Dataset excerpt:

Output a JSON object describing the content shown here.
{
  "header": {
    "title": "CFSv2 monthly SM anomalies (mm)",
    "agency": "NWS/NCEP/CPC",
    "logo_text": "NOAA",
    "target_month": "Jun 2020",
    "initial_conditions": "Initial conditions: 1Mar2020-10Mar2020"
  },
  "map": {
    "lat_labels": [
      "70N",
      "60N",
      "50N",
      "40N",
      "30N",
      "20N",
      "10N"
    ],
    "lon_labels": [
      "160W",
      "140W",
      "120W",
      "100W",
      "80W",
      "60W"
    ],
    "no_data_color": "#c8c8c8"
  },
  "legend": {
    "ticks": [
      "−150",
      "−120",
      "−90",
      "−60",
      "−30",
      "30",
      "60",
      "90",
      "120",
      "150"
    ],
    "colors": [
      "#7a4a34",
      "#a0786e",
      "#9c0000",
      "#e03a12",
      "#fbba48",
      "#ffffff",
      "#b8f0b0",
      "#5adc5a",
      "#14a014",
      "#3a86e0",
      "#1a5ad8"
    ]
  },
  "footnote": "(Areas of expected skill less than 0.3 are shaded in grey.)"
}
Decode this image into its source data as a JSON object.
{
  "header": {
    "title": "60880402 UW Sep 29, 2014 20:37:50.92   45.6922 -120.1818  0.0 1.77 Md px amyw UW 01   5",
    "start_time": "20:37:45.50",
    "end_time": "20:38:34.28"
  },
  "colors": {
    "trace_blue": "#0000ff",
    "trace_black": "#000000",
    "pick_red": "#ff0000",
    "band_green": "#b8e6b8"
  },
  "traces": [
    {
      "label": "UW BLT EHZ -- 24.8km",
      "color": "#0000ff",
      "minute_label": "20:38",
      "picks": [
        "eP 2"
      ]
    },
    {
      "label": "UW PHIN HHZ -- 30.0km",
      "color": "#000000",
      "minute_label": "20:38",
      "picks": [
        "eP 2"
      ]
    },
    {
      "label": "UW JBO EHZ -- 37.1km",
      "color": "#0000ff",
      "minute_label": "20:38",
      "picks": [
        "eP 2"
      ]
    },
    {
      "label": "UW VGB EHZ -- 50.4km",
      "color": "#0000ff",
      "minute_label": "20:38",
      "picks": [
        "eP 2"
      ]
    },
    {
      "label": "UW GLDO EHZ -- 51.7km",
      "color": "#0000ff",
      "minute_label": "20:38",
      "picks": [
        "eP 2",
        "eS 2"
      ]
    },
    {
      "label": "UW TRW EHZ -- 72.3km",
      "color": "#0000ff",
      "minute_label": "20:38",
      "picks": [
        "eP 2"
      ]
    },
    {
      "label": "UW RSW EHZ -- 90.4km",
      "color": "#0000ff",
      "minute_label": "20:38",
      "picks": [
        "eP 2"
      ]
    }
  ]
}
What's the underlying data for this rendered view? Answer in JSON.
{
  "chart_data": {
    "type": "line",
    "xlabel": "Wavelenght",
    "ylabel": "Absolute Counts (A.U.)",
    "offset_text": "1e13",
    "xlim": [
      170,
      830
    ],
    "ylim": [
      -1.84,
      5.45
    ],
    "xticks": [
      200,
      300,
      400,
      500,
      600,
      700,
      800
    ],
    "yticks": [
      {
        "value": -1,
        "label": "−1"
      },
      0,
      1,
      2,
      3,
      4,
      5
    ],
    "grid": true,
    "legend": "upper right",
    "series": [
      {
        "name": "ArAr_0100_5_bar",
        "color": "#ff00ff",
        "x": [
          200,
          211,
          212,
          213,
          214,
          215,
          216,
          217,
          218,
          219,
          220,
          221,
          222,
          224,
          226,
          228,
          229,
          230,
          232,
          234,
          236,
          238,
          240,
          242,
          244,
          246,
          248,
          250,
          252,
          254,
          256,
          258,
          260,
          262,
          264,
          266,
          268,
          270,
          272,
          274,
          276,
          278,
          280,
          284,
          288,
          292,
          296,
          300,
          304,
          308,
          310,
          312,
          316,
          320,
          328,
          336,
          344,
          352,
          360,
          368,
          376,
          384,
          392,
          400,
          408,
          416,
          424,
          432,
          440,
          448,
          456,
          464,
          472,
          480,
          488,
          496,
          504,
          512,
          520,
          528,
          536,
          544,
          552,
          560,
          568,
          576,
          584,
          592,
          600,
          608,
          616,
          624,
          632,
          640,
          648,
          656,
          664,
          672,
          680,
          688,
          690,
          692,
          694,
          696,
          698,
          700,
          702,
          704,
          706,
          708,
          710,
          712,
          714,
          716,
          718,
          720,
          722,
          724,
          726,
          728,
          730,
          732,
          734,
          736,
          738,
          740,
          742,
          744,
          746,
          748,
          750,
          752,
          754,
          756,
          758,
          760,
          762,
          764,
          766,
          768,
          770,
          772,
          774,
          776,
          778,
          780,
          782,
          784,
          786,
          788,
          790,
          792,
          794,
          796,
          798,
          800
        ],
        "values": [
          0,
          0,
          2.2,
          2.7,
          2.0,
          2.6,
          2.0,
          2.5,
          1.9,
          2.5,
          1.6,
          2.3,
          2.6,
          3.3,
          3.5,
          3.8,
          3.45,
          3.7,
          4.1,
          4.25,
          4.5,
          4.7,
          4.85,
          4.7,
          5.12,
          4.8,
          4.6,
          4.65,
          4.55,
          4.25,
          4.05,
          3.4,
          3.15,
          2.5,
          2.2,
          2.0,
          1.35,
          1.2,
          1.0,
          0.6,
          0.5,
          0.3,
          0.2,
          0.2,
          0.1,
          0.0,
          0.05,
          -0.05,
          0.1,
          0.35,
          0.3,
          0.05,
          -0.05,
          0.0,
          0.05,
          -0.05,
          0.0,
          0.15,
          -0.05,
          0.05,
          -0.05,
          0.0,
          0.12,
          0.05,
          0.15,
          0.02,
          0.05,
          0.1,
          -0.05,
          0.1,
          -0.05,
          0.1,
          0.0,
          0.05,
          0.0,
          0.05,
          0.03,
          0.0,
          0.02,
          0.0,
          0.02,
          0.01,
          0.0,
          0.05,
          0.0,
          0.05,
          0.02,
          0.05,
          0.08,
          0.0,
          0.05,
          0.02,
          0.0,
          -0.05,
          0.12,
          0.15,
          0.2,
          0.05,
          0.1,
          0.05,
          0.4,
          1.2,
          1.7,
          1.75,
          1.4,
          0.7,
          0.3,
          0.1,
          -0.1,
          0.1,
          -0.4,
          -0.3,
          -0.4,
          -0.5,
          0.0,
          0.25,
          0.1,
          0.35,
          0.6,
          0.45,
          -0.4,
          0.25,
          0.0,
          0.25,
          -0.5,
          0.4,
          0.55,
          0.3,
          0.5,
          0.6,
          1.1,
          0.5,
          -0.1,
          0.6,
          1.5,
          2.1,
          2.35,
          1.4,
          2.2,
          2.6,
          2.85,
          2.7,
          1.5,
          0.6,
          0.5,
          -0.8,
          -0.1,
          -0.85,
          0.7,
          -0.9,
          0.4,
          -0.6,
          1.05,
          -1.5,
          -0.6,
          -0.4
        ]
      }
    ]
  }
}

* WHAT IS BEING ASKED *
Determine how many of the lines above hold the word "object", and output that number by itself.

* TASK SOLUTION *
2